— BEGIN —
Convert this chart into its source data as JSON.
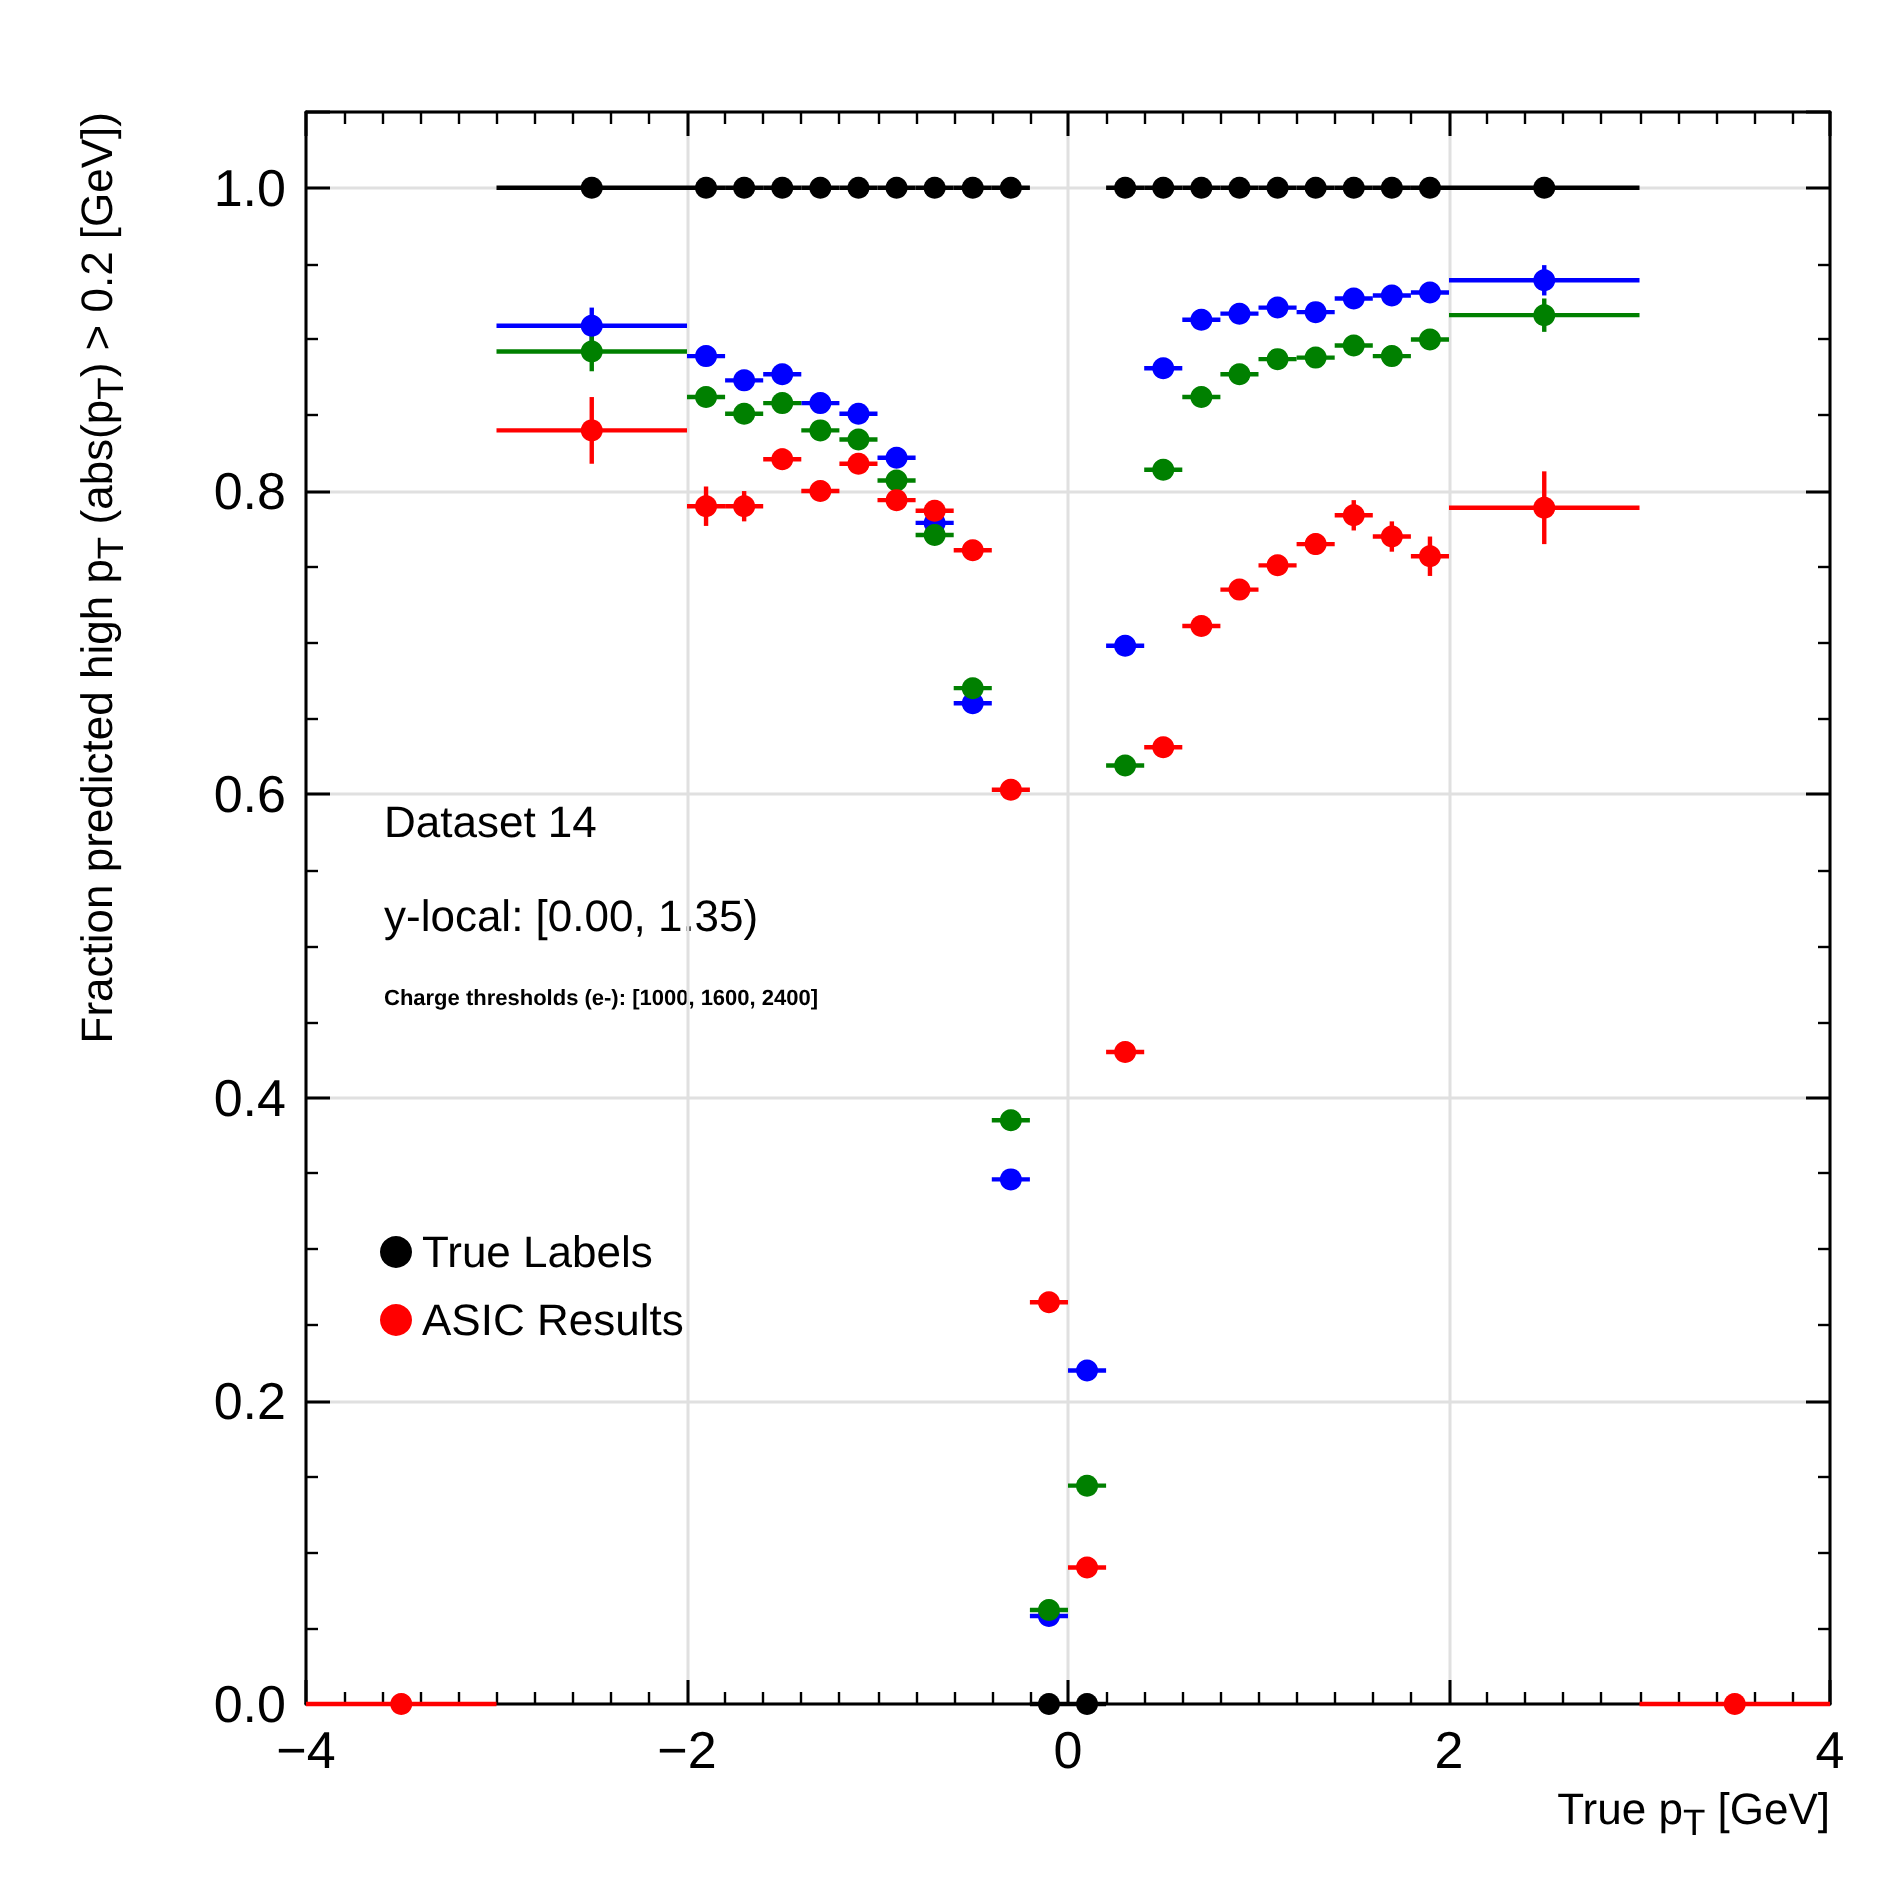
{
  "chart_data": {
    "type": "scatter",
    "xlabel": "True p$_{T}$ [GeV]",
    "ylabel": "Fraction predicted high p$_{T}$ (abs(p$_{T}$) > 0.2 [GeV])",
    "annotations": [
      "Dataset 14",
      "y-local: [0.00, 1.35)",
      "Charge thresholds (e-): [1000, 1600, 2400]"
    ],
    "x": [
      -3.5,
      -2.5,
      -1.9,
      -1.7,
      -1.5,
      -1.3,
      -1.1,
      -0.9,
      -0.7,
      -0.5,
      -0.3,
      -0.1,
      0.1,
      0.3,
      0.5,
      0.7,
      0.9,
      1.1,
      1.3,
      1.5,
      1.7,
      1.9,
      2.5,
      3.5
    ],
    "series": [
      {
        "name": "True Labels",
        "color": "#000000",
        "values": [
          null,
          1,
          1,
          1,
          1,
          1,
          1,
          1,
          1,
          1,
          1,
          0,
          0,
          1,
          1,
          1,
          1,
          1,
          1,
          1,
          1,
          1,
          1,
          null
        ],
        "xerrors": [
          null,
          0.5,
          0.1,
          0.1,
          0.1,
          0.1,
          0.1,
          0.1,
          0.1,
          0.1,
          0.1,
          0.1,
          0.1,
          0.1,
          0.1,
          0.1,
          0.1,
          0.1,
          0.1,
          0.1,
          0.1,
          0.1,
          0.5,
          null
        ]
      },
      {
        "color": "#0000ff",
        "values": [
          null,
          0.909,
          0.889,
          0.873,
          0.877,
          0.858,
          0.851,
          0.822,
          0.779,
          0.66,
          0.346,
          0.058,
          0.22,
          0.698,
          0.881,
          0.913,
          0.917,
          0.921,
          0.918,
          0.927,
          0.929,
          0.931,
          0.939,
          null
        ],
        "errors": [
          null,
          0.012,
          0.004,
          0.004,
          0.004,
          0.004,
          0.004,
          0.004,
          0.004,
          0.004,
          0.004,
          0.004,
          0.004,
          0.004,
          0.004,
          0.004,
          0.004,
          0.004,
          0.004,
          0.004,
          0.004,
          0.004,
          0.01,
          null
        ],
        "xerrors": [
          null,
          0.5,
          0.1,
          0.1,
          0.1,
          0.1,
          0.1,
          0.1,
          0.1,
          0.1,
          0.1,
          0.1,
          0.1,
          0.1,
          0.1,
          0.1,
          0.1,
          0.1,
          0.1,
          0.1,
          0.1,
          0.1,
          0.5,
          null
        ]
      },
      {
        "color": "#008000",
        "values": [
          null,
          0.892,
          0.862,
          0.851,
          0.858,
          0.84,
          0.834,
          0.807,
          0.771,
          0.67,
          0.385,
          0.062,
          0.144,
          0.619,
          0.814,
          0.862,
          0.877,
          0.887,
          0.888,
          0.896,
          0.889,
          0.9,
          0.916,
          null
        ],
        "errors": [
          null,
          0.013,
          0.004,
          0.004,
          0.004,
          0.004,
          0.004,
          0.004,
          0.004,
          0.004,
          0.004,
          0.004,
          0.004,
          0.004,
          0.004,
          0.004,
          0.004,
          0.004,
          0.004,
          0.004,
          0.004,
          0.004,
          0.011,
          null
        ],
        "xerrors": [
          null,
          0.5,
          0.1,
          0.1,
          0.1,
          0.1,
          0.1,
          0.1,
          0.1,
          0.1,
          0.1,
          0.1,
          0.1,
          0.1,
          0.1,
          0.1,
          0.1,
          0.1,
          0.1,
          0.1,
          0.1,
          0.1,
          0.5,
          null
        ]
      },
      {
        "name": "ASIC Results",
        "color": "#ff0000",
        "values": [
          0,
          0.84,
          0.79,
          0.79,
          0.821,
          0.8,
          0.818,
          0.794,
          0.787,
          0.761,
          0.603,
          0.265,
          0.09,
          0.43,
          0.631,
          0.711,
          0.735,
          0.751,
          0.765,
          0.784,
          0.77,
          0.757,
          0.789,
          0
        ],
        "errors": [
          null,
          0.022,
          0.013,
          0.01,
          0.007,
          0.006,
          0.006,
          0.006,
          0.006,
          0.005,
          0.005,
          0.004,
          0.004,
          0.005,
          0.005,
          0.005,
          0.006,
          0.006,
          0.007,
          0.01,
          0.01,
          0.013,
          0.024,
          null
        ],
        "xerrors": [
          0.5,
          0.5,
          0.1,
          0.1,
          0.1,
          0.1,
          0.1,
          0.1,
          0.1,
          0.1,
          0.1,
          0.1,
          0.1,
          0.1,
          0.1,
          0.1,
          0.1,
          0.1,
          0.1,
          0.1,
          0.1,
          0.1,
          0.5,
          0.5
        ]
      }
    ],
    "xlim": [
      -4,
      4
    ],
    "xticks": [
      {
        "value": -4,
        "label": "−4"
      },
      {
        "value": -2,
        "label": "−2"
      },
      0,
      2,
      4
    ],
    "ylim": [
      0,
      1.05
    ],
    "yticks": [
      {
        "value": 0,
        "label": "0.0"
      },
      0.2,
      0.4,
      0.6,
      0.8,
      {
        "value": 1,
        "label": "1.0"
      }
    ],
    "grid": true,
    "legend": "bottom left",
    "marker": "circle"
  }
}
— END —
Take the entries shown above and quote them verbatim, passing over the pictures.

Convert this chart into its source data as JSON.
{
  "chart_data": {
    "type": "scatter",
    "xlabel": "True p$_{T}$ [GeV]",
    "ylabel": "Fraction predicted high p$_{T}$ (abs(p$_{T}$) > 0.2 [GeV])",
    "annotations": [
      "Dataset 14",
      "y-local: [0.00, 1.35)",
      "Charge thresholds (e-): [1000, 1600, 2400]"
    ],
    "x": [
      -3.5,
      -2.5,
      -1.9,
      -1.7,
      -1.5,
      -1.3,
      -1.1,
      -0.9,
      -0.7,
      -0.5,
      -0.3,
      -0.1,
      0.1,
      0.3,
      0.5,
      0.7,
      0.9,
      1.1,
      1.3,
      1.5,
      1.7,
      1.9,
      2.5,
      3.5
    ],
    "series": [
      {
        "name": "True Labels",
        "color": "#000000",
        "values": [
          null,
          1,
          1,
          1,
          1,
          1,
          1,
          1,
          1,
          1,
          1,
          0,
          0,
          1,
          1,
          1,
          1,
          1,
          1,
          1,
          1,
          1,
          1,
          null
        ],
        "xerrors": [
          null,
          0.5,
          0.1,
          0.1,
          0.1,
          0.1,
          0.1,
          0.1,
          0.1,
          0.1,
          0.1,
          0.1,
          0.1,
          0.1,
          0.1,
          0.1,
          0.1,
          0.1,
          0.1,
          0.1,
          0.1,
          0.1,
          0.5,
          null
        ]
      },
      {
        "color": "#0000ff",
        "values": [
          null,
          0.909,
          0.889,
          0.873,
          0.877,
          0.858,
          0.851,
          0.822,
          0.779,
          0.66,
          0.346,
          0.058,
          0.22,
          0.698,
          0.881,
          0.913,
          0.917,
          0.921,
          0.918,
          0.927,
          0.929,
          0.931,
          0.939,
          null
        ],
        "errors": [
          null,
          0.012,
          0.004,
          0.004,
          0.004,
          0.004,
          0.004,
          0.004,
          0.004,
          0.004,
          0.004,
          0.004,
          0.004,
          0.004,
          0.004,
          0.004,
          0.004,
          0.004,
          0.004,
          0.004,
          0.004,
          0.004,
          0.01,
          null
        ],
        "xerrors": [
          null,
          0.5,
          0.1,
          0.1,
          0.1,
          0.1,
          0.1,
          0.1,
          0.1,
          0.1,
          0.1,
          0.1,
          0.1,
          0.1,
          0.1,
          0.1,
          0.1,
          0.1,
          0.1,
          0.1,
          0.1,
          0.1,
          0.5,
          null
        ]
      },
      {
        "color": "#008000",
        "values": [
          null,
          0.892,
          0.862,
          0.851,
          0.858,
          0.84,
          0.834,
          0.807,
          0.771,
          0.67,
          0.385,
          0.062,
          0.144,
          0.619,
          0.814,
          0.862,
          0.877,
          0.887,
          0.888,
          0.896,
          0.889,
          0.9,
          0.916,
          null
        ],
        "errors": [
          null,
          0.013,
          0.004,
          0.004,
          0.004,
          0.004,
          0.004,
          0.004,
          0.004,
          0.004,
          0.004,
          0.004,
          0.004,
          0.004,
          0.004,
          0.004,
          0.004,
          0.004,
          0.004,
          0.004,
          0.004,
          0.004,
          0.011,
          null
        ],
        "xerrors": [
          null,
          0.5,
          0.1,
          0.1,
          0.1,
          0.1,
          0.1,
          0.1,
          0.1,
          0.1,
          0.1,
          0.1,
          0.1,
          0.1,
          0.1,
          0.1,
          0.1,
          0.1,
          0.1,
          0.1,
          0.1,
          0.1,
          0.5,
          null
        ]
      },
      {
        "name": "ASIC Results",
        "color": "#ff0000",
        "values": [
          0,
          0.84,
          0.79,
          0.79,
          0.821,
          0.8,
          0.818,
          0.794,
          0.787,
          0.761,
          0.603,
          0.265,
          0.09,
          0.43,
          0.631,
          0.711,
          0.735,
          0.751,
          0.765,
          0.784,
          0.77,
          0.757,
          0.789,
          0
        ],
        "errors": [
          null,
          0.022,
          0.013,
          0.01,
          0.007,
          0.006,
          0.006,
          0.006,
          0.006,
          0.005,
          0.005,
          0.004,
          0.004,
          0.005,
          0.005,
          0.005,
          0.006,
          0.006,
          0.007,
          0.01,
          0.01,
          0.013,
          0.024,
          null
        ],
        "xerrors": [
          0.5,
          0.5,
          0.1,
          0.1,
          0.1,
          0.1,
          0.1,
          0.1,
          0.1,
          0.1,
          0.1,
          0.1,
          0.1,
          0.1,
          0.1,
          0.1,
          0.1,
          0.1,
          0.1,
          0.1,
          0.1,
          0.1,
          0.5,
          0.5
        ]
      }
    ],
    "xlim": [
      -4,
      4
    ],
    "xticks": [
      {
        "value": -4,
        "label": "−4"
      },
      {
        "value": -2,
        "label": "−2"
      },
      0,
      2,
      4
    ],
    "ylim": [
      0,
      1.05
    ],
    "yticks": [
      {
        "value": 0,
        "label": "0.0"
      },
      0.2,
      0.4,
      0.6,
      0.8,
      {
        "value": 1,
        "label": "1.0"
      }
    ],
    "grid": true,
    "legend": "bottom left",
    "marker": "circle"
  }
}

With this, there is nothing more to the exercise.